*WORK ORDER*. While reading through the material below, copy each line that holds the word "reduce".

*DATA EXCERPTS*.
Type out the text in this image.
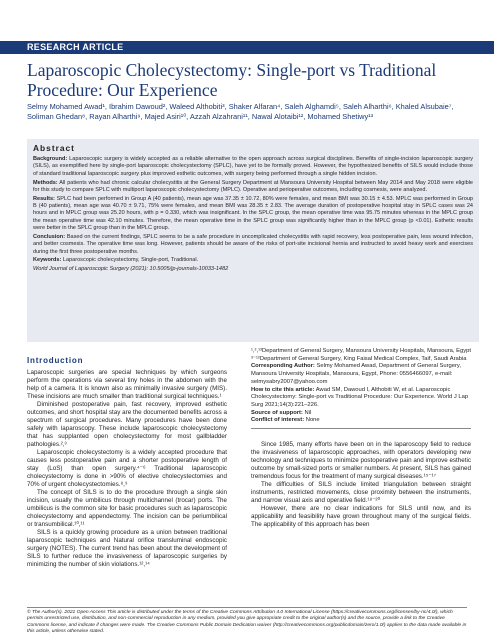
RESEARCH ARTICLE
Laparoscopic Cholecystectomy: Single-port vs Traditional Procedure: Our Experience
Selmy Mohamed Awad¹, Ibrahim Dawoud², Waleed Althobiti³, Shaker Alfaran⁴, Saleh Alghamdi⁵, Saleh Alharthi⁶, Khaled Alsubaie⁷, Soliman Ghedan⁸, Rayan Alharthi⁹, Majed Asiri¹⁰, Azzah Alzahrani¹¹, Nawal Alotaibi¹², Mohamed Shetiwy¹³
Abstract

Background: Laparoscopic surgery is widely accepted as a reliable alternative to the open approach across surgical disciplines. Benefits of single-incision laparoscopic surgery (SILS), as exemplified here by single-port laparoscopic cholecystectomy (SPLC), have yet to be formally proved. However, the hypothesized benefits of SILS would include those of standard traditional laparoscopic surgery plus improved esthetic outcomes, with surgery being performed through a single hidden incision.

Methods: All patients who had chronic calcular cholecystitis at the General Surgery Department at Mansoura University Hospital between May 2014 and May 2018 were eligible for this study to compare SPLC with multiport laparoscopic cholecystectomy (MPLC). Operative and perioperative outcomes, including cosmesis, were analyzed.

Results: SPLC had been performed in Group A (40 patients), mean age was 37.35 ± 10.72, 80% were females, and mean BMI was 30.15 ± 4.53. MPLC was performed in Group B (40 patients), mean age was 40.70 ± 9.71, 75% were females, and mean BMI was 28.35 ± 2.83. The average duration of postoperative hospital stay in SPLC cases was 24 hours and in MPLC group was 25.20 hours, with p = 0.330, which was insignificant. In the SPLC group, the mean operative time was 95.75 minutes whereas in the MPLC group the mean operative time was 42.10 minutes. Therefore, the mean operative time in the SPLC group was significantly higher than in the MPLC group (p <0.01). Esthetic results were better in the SPLC group than in the MPLC group.

Conclusion: Based on the current findings, SPLC seems to be a safe procedure in uncomplicated cholecystitis with rapid recovery, less postoperative pain, less wound infection, and better cosmesis. The operative time was long. However, patients should be aware of the risks of port-site incisional hernia and instructed to avoid heavy work and exercises during the first three postoperative months.

Keywords: Laparoscopic cholecystectomy, Single-port, Traditional.

World Journal of Laparoscopic Surgery (2021): 10.5005/jp-journals-10033-1482

Introduction

Laparoscopic surgeries are special techniques by which surgeons perform the operations via several tiny holes in the abdomen with the help of a camera. It is known also as minimally invasive surgery (MIS). These incisions are much smaller than traditional surgical techniques.¹

Diminished postoperative pain, fast recovery, improved esthetic outcomes, and short hospital stay are the documented benefits across a spectrum of surgical procedures. Many procedures have been done safely with laparoscopy. These include laparoscopic cholecystectomy that has supplanted open cholecystectomy for most gallbladder pathologies.²,³

Laparoscopic cholecystectomy is a widely accepted procedure that causes less postoperative pain and a shorter postoperative length of stay (LoS) than open surgery.⁴⁻⁶ Traditional laparoscopic cholecystectomy is done in >90% of elective cholecystectomies and 70% of urgent cholecystectomies.⁸,⁹

The concept of SILS is to do the procedure through a single skin incision, usually the umbilicus through multichannel (trocar) ports. The umbilicus is the common site for basic procedures such as laparoscopic cholecystectomy and appendectomy. The incision can be periumbilical or transumbilical.¹⁰,¹¹

SILS is a quickly growing procedure as a union between traditional laparoscopic techniques and Natural orifice transluminal endoscopic surgery (NOTES). The current trend has been about the development of SILS to further reduce the invasiveness of laparoscopic surgeries by minimizing the number of skin violations.¹²,¹⁴

¹,²,¹³Department of General Surgery, Mansoura University Hospitals, Mansoura, Egypt

³⁻¹²Department of General Surgery, King Faisal Medical Complex, Taif, Saudi Arabia

Corresponding Author: Selmy Mohamed Awad, Department of General Surgery, Mansoura University Hospitals, Mansoura, Egypt, Phone: 0556466097, e-mail: selmysabry2007@yahoo.com

How to cite this article: Awad SM, Dawoud I, Althobiti W, et al. Laparoscopic Cholecystectomy: Single-port vs Traditional Procedure: Our Experience. World J Lap Surg 2021;14(3):221–226.

Source of support: Nil

Conflict of interest: None

Since 1985, many efforts have been on in the laparoscopy field to reduce the invasiveness of laparoscopic approaches, with operators developing new technology and techniques to minimize postoperative pain and improve esthetic outcome by small-sized ports or smaller numbers. At present, SILS has gained tremendous focus for the treatment of many surgical diseases.¹⁵⁻¹⁷

The difficulties of SILS include limited triangulation between straight instruments, restricted movements, close proximity between the instruments, and narrow visual axis and operative field.¹⁸⁻²⁰

However, there are no clear indications for SILS until now, and its applicability and feasibility have grown throughout many of the surgical fields. The applicability of this approach has been

© The Author(s). 2021 Open Access This article is distributed under the terms of the Creative Commons Attribution 4.0 International License (https://creativecommons.org/licenses/by-nc/4.0/), which permits unrestricted use, distribution, and non-commercial reproduction in any medium, provided you give appropriate credit to the original author(s) and the source, provide a link to the Creative Commons license, and indicate if changes were made. The Creative Commons Public Domain Dedication waiver (http://creativecommons.org/publicdomain/zero/1.0/) applies to the data made available in this article, unless otherwise stated.
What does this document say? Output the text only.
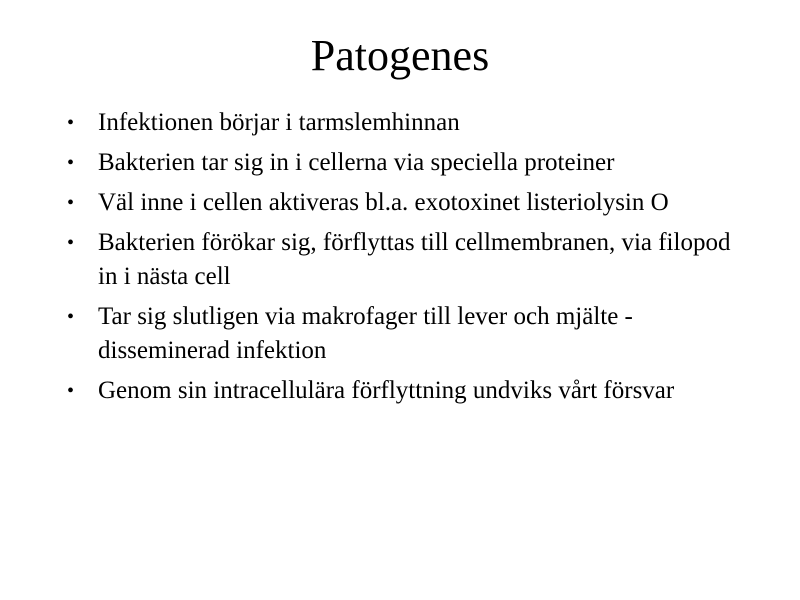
Patogenes
• Infektionen börjar i tarmslemhinnan
• Bakterien tar sig in i cellerna via speciella proteiner
• Väl inne i cellen aktiveras bl.a. exotoxinet listeriolysin O
• Bakterien förökar sig, förflyttas till cellmembranen, via filopod in i nästa cell
• Tar sig slutligen via makrofager till lever och mjälte - disseminerad infektion
• Genom sin intracellulära förflyttning undviks vårt försvar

*RESPONSE TO THIS EXERCISE*.
SILS is a quickly growing procedure as a union between traditional laparoscopic techniques and Natural orifice transluminal endoscopic surgery (NOTES). The current trend has been about the development of SILS to further reduce the invasiveness of laparoscopic surgeries by minimizing the number of skin violations.¹²,¹⁴
Since 1985, many efforts have been on in the laparoscopy field to reduce the invasiveness of laparoscopic approaches, with operators developing new technology and techniques to minimize postoperative pain and improve esthetic outcome by small-sized ports or smaller numbers. At present, SILS has gained tremendous focus for the treatment of many surgical diseases.¹⁵⁻¹⁷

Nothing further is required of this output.